**** INPUT ROWS ****

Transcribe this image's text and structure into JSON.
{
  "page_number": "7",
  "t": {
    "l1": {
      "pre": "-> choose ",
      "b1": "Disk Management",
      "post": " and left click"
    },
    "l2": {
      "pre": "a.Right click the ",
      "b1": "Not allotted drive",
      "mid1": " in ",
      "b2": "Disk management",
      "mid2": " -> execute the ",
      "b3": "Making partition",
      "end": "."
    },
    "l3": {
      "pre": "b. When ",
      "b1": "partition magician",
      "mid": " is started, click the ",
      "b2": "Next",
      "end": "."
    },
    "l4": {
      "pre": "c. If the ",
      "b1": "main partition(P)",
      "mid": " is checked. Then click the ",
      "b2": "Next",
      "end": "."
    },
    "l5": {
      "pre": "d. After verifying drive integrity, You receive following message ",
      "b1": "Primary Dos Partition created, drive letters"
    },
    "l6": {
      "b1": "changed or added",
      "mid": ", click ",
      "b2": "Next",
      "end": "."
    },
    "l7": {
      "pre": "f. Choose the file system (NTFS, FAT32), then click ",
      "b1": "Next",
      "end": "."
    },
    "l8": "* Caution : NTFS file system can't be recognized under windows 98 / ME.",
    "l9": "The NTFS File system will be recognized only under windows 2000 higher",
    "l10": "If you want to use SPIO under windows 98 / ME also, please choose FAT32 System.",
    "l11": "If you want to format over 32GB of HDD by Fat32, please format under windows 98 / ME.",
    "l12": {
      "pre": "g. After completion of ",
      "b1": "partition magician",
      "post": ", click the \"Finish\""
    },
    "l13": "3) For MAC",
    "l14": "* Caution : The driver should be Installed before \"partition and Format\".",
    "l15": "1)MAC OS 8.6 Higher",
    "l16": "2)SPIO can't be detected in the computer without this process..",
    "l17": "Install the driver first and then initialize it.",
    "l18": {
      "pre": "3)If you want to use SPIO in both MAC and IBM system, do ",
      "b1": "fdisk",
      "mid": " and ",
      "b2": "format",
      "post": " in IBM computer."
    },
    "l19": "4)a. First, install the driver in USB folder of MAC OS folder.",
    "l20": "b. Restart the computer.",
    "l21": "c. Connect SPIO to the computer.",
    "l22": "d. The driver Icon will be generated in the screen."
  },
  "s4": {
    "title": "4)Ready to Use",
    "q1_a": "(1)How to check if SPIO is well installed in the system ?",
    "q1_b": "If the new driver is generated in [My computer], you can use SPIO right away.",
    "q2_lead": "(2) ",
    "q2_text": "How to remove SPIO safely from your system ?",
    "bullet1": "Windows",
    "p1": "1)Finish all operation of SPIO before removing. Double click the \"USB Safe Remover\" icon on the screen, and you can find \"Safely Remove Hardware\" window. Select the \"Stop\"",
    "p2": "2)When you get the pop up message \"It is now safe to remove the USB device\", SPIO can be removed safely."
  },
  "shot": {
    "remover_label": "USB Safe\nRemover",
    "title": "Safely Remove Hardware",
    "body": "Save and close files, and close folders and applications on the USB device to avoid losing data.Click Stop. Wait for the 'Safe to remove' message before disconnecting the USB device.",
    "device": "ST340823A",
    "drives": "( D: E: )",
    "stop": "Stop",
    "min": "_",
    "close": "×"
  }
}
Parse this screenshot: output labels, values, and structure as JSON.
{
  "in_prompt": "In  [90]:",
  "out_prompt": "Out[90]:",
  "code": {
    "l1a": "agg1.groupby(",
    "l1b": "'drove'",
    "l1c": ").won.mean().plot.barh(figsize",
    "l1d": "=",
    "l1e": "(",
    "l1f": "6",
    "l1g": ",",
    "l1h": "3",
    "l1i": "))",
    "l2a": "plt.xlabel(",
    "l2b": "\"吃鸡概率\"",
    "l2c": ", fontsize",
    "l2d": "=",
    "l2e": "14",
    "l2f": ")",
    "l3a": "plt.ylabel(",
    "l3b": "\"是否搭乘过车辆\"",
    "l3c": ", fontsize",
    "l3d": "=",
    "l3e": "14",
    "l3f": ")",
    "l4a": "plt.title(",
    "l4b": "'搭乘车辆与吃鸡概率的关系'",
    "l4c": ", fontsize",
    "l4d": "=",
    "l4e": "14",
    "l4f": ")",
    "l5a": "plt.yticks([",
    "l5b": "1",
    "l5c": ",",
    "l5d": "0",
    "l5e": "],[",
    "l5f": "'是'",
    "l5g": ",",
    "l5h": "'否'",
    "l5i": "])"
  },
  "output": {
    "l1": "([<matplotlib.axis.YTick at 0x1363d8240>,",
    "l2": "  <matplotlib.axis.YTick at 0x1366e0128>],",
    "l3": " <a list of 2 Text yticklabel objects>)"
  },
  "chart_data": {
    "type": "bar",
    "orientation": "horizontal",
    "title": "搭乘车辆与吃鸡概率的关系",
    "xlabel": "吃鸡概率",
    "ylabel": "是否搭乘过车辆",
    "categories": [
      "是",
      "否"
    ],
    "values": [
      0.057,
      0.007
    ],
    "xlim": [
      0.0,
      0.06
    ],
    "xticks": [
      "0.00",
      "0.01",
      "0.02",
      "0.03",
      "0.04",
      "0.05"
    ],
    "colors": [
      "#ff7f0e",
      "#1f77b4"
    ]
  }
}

****

WHAT IS BEING ASKED: Check each line of the entries above for the word "structure". List the ones that have it.

EXERCISE OUTPUT:
Transcribe this image's text and structure into JSON.
Parse this screenshot: output labels, values, and structure as JSON.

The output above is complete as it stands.